» Objective
The records below need retyping in full; give them again exactly.

» Collected data
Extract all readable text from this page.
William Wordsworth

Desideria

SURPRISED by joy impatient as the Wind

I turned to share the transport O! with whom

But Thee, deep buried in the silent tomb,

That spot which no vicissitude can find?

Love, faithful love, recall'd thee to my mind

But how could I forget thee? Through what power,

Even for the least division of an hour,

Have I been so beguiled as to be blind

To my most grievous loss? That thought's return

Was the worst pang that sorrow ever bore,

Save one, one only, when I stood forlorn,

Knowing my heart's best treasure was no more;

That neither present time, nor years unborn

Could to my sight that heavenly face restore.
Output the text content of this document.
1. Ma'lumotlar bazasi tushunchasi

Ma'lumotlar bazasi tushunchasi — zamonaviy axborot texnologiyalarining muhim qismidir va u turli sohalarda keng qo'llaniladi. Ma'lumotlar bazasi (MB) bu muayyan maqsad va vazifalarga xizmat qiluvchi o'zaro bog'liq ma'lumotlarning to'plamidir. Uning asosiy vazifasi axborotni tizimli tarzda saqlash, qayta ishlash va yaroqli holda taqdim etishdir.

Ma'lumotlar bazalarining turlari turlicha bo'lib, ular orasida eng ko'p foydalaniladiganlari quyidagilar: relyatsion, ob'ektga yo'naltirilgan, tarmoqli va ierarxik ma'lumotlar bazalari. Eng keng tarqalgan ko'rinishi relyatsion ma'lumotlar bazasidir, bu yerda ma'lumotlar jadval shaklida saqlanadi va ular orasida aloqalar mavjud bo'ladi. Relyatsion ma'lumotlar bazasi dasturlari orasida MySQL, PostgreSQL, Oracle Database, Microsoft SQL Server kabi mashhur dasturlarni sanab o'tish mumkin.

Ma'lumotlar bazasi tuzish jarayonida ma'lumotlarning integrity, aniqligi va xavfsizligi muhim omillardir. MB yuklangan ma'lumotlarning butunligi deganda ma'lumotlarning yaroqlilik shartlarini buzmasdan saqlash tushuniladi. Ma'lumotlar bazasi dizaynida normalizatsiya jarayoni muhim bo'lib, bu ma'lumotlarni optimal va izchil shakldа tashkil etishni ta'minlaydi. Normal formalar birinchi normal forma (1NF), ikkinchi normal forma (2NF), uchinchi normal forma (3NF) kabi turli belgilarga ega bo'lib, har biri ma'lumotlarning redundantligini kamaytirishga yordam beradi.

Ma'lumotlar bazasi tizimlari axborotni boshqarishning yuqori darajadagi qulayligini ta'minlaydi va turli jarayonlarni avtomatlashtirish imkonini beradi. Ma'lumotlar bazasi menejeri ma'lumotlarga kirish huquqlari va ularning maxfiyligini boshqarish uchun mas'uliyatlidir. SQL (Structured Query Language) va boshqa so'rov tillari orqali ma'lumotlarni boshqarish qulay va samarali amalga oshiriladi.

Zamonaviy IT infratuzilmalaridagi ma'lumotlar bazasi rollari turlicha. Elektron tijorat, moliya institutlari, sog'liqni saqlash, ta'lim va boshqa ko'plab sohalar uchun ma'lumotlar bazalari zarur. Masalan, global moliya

» Written response
Extract all readable text from this page.
William Wordsworth

Desideria

SURPRISED by joy impatient as the Wind

I turned to share the transport O! with whom

But Thee, deep buried in the silent tomb,

That spot which no vicissitude can find?

Love, faithful love, recall'd thee to my mind

But how could I forget thee? Through what power,

Even for the least division of an hour,

Have I been so beguiled as to be blind

To my most grievous loss? That thought's return

Was the worst pang that sorrow ever bore,

Save one, one only, when I stood forlorn,

Knowing my heart's best treasure was no more;

That neither present time, nor years unborn

Could to my sight that heavenly face restore.
Output the text content of this document.
1. Ma'lumotlar bazasi tushunchasi

Ma'lumotlar bazasi tushunchasi — zamonaviy axborot texnologiyalarining muhim qismidir va u turli sohalarda keng qo'llaniladi. Ma'lumotlar bazasi (MB) bu muayyan maqsad va vazifalarga xizmat qiluvchi o'zaro bog'liq ma'lumotlarning to'plamidir. Uning asosiy vazifasi axborotni tizimli tarzda saqlash, qayta ishlash va yaroqli holda taqdim etishdir.

Ma'lumotlar bazalarining turlari turlicha bo'lib, ular orasida eng ko'p foydalaniladiganlari quyidagilar: relyatsion, ob'ektga yo'naltirilgan, tarmoqli va ierarxik ma'lumotlar bazalari. Eng keng tarqalgan ko'rinishi relyatsion ma'lumotlar bazasidir, bu yerda ma'lumotlar jadval shaklida saqlanadi va ular orasida aloqalar mavjud bo'ladi. Relyatsion ma'lumotlar bazasi dasturlari orasida MySQL, PostgreSQL, Oracle Database, Microsoft SQL Server kabi mashhur dasturlarni sanab o'tish mumkin.

Ma'lumotlar bazasi tuzish jarayonida ma'lumotlarning integrity, aniqligi va xavfsizligi muhim omillardir. MB yuklangan ma'lumotlarning butunligi deganda ma'lumotlarning yaroqlilik shartlarini buzmasdan saqlash tushuniladi. Ma'lumotlar bazasi dizaynida normalizatsiya jarayoni muhim bo'lib, bu ma'lumotlarni optimal va izchil shakldа tashkil etishni ta'minlaydi. Normal formalar birinchi normal forma (1NF), ikkinchi normal forma (2NF), uchinchi normal forma (3NF) kabi turli belgilarga ega bo'lib, har biri ma'lumotlarning redundantligini kamaytirishga yordam beradi.

Ma'lumotlar bazasi tizimlari axborotni boshqarishning yuqori darajadagi qulayligini ta'minlaydi va turli jarayonlarni avtomatlashtirish imkonini beradi. Ma'lumotlar bazasi menejeri ma'lumotlarga kirish huquqlari va ularning maxfiyligini boshqarish uchun mas'uliyatlidir. SQL (Structured Query Language) va boshqa so'rov tillari orqali ma'lumotlarni boshqarish qulay va samarali amalga oshiriladi.

Zamonaviy IT infratuzilmalaridagi ma'lumotlar bazasi rollari turlicha. Elektron tijorat, moliya institutlari, sog'liqni saqlash, ta'lim va boshqa ko'plab sohalar uchun ma'lumotlar bazalari zarur. Masalan, global moliya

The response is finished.